What is needed: Collect every line of the items below that contains the string "training", treating uppercase and lowercase as different.

Stored rows:

-- -- --

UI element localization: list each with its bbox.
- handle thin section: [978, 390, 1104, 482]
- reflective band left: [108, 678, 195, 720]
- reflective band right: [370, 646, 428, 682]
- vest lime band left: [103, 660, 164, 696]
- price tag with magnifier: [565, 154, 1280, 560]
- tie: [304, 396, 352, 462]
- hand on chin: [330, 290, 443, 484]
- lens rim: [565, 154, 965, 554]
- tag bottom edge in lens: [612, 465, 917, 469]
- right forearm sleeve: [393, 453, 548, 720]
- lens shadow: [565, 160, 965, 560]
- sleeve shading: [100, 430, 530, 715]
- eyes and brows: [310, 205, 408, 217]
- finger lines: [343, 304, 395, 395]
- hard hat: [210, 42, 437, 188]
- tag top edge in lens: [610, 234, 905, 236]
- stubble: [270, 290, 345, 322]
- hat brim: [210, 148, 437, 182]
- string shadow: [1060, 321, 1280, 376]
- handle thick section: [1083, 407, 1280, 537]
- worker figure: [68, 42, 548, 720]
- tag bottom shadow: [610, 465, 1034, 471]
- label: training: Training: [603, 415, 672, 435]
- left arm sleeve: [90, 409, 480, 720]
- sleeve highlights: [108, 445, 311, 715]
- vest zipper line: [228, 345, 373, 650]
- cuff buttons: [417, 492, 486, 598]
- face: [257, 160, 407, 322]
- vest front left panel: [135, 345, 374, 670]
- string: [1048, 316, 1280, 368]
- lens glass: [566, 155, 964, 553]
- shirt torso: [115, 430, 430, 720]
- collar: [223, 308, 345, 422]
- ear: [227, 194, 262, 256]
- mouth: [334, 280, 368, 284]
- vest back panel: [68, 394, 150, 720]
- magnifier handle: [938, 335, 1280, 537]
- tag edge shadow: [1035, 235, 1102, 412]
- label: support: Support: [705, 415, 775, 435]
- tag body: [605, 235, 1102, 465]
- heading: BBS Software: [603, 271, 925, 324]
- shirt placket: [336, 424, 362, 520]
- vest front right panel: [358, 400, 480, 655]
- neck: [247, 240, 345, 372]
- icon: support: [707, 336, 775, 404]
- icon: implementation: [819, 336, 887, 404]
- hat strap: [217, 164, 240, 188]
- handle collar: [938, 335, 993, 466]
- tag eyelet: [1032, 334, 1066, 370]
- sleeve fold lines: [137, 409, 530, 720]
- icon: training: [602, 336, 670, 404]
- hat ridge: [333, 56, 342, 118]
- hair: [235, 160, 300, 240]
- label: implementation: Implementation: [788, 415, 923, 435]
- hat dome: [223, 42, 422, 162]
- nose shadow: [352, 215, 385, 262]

-- -- --

Answer for this exercise:
- label: training: Training: [603, 415, 672, 435]
- icon: training: [602, 336, 670, 404]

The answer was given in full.